### Work instructions
Look through the records that follow. Copy every line containing the word "bottom".

_ _ _ _

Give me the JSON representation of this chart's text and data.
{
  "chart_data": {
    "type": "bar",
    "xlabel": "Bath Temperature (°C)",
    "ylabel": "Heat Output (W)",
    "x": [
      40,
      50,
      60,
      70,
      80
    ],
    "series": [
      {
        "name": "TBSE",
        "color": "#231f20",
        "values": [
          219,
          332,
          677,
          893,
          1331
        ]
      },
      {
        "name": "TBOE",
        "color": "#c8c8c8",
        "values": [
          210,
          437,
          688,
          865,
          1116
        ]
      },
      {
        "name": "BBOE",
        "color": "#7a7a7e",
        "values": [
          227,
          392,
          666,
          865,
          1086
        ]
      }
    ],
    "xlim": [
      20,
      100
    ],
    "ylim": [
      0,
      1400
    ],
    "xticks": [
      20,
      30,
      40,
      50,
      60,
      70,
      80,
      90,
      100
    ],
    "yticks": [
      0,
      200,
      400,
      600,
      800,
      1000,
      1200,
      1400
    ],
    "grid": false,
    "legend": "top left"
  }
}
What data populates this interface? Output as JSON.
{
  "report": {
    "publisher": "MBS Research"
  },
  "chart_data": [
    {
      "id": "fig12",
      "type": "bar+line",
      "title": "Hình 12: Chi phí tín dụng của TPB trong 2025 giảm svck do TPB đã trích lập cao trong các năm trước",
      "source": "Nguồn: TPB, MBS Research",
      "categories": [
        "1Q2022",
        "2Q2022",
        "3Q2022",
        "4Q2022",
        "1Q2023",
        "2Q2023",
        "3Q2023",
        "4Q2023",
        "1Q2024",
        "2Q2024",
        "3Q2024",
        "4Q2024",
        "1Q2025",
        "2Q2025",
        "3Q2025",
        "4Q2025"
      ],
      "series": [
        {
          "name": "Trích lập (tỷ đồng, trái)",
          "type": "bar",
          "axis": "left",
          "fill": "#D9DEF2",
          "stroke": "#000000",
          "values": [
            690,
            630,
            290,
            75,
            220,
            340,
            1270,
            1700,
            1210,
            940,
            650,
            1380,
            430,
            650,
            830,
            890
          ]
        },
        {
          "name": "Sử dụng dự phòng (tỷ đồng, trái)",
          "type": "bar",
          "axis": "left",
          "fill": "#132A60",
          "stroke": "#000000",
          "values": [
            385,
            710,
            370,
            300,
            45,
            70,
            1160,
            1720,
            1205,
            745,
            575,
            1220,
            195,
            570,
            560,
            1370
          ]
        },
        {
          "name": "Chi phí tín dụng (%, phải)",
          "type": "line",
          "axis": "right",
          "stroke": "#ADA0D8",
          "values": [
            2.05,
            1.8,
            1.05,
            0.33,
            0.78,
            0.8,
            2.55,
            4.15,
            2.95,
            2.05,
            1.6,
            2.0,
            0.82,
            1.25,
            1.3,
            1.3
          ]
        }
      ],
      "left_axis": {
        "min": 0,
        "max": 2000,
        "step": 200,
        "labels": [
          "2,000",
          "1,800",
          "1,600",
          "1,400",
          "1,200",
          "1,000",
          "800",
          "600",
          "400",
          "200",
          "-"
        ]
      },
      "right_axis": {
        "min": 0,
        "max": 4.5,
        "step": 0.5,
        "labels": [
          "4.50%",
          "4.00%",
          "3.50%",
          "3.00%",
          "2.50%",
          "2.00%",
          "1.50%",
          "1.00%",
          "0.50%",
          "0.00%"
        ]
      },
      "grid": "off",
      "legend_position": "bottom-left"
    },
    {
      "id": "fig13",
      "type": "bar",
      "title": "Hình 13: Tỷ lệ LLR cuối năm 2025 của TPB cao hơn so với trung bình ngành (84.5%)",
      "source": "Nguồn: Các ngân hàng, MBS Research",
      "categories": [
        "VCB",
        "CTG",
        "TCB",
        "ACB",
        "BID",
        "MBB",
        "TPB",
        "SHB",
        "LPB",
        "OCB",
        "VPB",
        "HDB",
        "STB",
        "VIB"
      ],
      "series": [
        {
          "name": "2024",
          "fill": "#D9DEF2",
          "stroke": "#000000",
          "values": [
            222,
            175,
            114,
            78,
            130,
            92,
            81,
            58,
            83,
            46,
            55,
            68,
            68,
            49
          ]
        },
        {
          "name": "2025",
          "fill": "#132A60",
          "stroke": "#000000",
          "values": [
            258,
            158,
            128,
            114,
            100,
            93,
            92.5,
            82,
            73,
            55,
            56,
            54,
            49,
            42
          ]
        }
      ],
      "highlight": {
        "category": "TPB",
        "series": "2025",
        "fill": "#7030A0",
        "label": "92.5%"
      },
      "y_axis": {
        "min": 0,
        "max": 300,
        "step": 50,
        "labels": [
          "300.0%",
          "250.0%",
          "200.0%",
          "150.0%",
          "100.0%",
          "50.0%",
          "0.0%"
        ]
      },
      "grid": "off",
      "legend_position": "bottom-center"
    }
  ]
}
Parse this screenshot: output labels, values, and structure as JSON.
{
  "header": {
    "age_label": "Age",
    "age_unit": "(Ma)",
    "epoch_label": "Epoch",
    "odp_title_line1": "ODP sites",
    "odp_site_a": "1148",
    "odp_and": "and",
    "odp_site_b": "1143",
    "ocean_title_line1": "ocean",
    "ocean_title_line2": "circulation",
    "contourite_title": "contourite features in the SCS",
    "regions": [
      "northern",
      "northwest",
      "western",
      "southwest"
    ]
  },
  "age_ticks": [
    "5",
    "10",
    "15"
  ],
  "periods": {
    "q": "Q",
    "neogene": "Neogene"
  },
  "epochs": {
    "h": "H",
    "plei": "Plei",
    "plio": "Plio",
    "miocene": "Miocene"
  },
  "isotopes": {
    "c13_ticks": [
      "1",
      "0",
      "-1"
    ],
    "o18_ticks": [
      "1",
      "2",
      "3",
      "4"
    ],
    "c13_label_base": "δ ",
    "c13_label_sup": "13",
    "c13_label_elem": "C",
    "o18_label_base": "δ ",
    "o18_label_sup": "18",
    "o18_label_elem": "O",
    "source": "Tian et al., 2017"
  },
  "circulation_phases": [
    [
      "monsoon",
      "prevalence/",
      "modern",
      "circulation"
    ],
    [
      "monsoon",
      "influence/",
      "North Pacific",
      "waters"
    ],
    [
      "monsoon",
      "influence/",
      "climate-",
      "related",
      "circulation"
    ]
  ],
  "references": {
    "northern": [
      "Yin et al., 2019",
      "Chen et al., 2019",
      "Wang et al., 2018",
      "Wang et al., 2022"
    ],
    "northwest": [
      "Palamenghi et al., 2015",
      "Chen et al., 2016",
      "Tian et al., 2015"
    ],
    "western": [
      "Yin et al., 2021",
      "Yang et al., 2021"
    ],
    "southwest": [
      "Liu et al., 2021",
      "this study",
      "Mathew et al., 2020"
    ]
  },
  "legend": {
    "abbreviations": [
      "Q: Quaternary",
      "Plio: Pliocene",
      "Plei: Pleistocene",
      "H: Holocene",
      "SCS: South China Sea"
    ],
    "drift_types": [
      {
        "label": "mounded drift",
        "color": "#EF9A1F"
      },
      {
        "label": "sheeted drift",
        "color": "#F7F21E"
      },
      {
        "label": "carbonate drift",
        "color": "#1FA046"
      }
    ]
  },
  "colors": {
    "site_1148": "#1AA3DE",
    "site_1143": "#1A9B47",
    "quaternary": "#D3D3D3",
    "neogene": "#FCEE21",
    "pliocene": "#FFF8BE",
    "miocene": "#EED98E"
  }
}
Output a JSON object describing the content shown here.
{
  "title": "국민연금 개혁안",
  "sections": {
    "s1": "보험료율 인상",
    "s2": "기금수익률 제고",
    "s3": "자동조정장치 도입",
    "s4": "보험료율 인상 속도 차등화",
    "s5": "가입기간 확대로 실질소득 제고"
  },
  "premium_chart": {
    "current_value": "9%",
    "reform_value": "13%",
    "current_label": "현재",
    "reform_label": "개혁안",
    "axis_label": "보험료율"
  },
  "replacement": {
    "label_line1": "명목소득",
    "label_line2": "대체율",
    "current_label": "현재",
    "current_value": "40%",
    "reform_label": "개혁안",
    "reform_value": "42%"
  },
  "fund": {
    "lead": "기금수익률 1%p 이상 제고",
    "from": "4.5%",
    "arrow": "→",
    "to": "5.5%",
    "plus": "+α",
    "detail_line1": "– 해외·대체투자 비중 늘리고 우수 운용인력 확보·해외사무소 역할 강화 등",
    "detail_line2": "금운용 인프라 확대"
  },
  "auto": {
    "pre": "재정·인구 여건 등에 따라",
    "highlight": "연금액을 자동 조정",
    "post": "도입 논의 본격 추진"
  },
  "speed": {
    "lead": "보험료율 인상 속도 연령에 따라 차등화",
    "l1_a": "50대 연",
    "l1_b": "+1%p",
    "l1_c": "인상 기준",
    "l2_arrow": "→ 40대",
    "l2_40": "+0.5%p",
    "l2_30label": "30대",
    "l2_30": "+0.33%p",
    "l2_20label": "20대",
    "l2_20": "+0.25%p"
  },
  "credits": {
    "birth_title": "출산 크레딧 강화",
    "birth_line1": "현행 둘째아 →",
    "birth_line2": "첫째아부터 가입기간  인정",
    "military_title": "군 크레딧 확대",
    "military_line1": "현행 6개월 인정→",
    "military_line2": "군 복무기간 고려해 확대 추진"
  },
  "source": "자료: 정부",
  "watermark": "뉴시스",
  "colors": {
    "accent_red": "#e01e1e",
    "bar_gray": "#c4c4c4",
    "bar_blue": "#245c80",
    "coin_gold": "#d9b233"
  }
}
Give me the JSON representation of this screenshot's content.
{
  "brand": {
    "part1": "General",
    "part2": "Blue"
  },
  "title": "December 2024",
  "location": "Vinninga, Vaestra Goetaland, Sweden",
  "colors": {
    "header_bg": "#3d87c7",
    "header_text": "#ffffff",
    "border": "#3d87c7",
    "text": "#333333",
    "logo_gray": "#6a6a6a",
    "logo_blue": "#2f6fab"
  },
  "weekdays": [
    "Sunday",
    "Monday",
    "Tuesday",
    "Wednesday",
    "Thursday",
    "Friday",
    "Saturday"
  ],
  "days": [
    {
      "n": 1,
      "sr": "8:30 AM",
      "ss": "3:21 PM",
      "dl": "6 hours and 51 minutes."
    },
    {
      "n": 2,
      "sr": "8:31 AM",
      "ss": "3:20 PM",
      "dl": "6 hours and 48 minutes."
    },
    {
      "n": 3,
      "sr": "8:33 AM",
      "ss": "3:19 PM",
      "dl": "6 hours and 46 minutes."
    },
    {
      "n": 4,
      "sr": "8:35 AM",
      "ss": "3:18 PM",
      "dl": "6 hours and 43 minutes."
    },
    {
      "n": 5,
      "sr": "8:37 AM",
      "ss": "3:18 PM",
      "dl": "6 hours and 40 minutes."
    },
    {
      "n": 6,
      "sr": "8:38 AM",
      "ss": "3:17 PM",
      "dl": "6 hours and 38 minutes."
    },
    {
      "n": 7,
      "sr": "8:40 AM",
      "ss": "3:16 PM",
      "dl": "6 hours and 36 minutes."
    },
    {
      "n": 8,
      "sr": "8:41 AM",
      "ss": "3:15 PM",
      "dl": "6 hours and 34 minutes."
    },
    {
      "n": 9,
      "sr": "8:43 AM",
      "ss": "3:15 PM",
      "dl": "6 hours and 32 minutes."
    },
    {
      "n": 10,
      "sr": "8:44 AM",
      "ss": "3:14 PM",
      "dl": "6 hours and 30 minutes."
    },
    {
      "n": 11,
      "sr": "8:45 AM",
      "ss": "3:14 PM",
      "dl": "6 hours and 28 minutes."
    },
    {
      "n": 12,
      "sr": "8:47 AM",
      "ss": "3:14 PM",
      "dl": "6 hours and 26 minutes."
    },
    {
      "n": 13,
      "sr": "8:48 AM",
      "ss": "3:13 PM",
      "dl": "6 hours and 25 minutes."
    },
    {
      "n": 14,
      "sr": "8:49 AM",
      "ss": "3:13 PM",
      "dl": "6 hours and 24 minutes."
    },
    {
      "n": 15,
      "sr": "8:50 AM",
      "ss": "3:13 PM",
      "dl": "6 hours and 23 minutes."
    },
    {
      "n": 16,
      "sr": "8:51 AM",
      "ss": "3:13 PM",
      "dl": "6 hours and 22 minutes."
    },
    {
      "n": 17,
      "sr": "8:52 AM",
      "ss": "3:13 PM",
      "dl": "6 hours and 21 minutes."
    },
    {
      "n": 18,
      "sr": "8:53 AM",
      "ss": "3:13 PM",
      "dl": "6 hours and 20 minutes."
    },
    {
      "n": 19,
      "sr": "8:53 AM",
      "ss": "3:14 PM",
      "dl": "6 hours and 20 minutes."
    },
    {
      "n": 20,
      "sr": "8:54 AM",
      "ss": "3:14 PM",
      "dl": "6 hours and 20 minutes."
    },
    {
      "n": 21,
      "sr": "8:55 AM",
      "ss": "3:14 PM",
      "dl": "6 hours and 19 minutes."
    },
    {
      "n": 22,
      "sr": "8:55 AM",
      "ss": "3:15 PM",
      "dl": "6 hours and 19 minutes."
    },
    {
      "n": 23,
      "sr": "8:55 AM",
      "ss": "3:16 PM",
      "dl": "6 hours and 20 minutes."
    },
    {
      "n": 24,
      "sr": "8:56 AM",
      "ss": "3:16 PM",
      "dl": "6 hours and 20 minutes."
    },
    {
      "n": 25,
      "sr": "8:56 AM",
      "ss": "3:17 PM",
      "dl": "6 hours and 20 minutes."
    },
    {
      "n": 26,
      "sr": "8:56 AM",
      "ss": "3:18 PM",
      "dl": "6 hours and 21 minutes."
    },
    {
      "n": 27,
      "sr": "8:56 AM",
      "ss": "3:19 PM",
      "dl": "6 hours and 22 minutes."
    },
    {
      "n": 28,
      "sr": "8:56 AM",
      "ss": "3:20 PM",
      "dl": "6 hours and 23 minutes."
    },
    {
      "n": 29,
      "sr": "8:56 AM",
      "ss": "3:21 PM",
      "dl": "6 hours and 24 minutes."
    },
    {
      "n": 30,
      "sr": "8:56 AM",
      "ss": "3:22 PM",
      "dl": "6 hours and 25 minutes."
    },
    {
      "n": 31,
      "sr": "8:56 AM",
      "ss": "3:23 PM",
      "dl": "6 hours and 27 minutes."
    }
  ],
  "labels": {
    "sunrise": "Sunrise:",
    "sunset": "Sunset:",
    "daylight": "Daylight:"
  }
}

_ _ _ _

### Reply
      "legend_position": "bottom-left"
      "legend_position": "bottom-center"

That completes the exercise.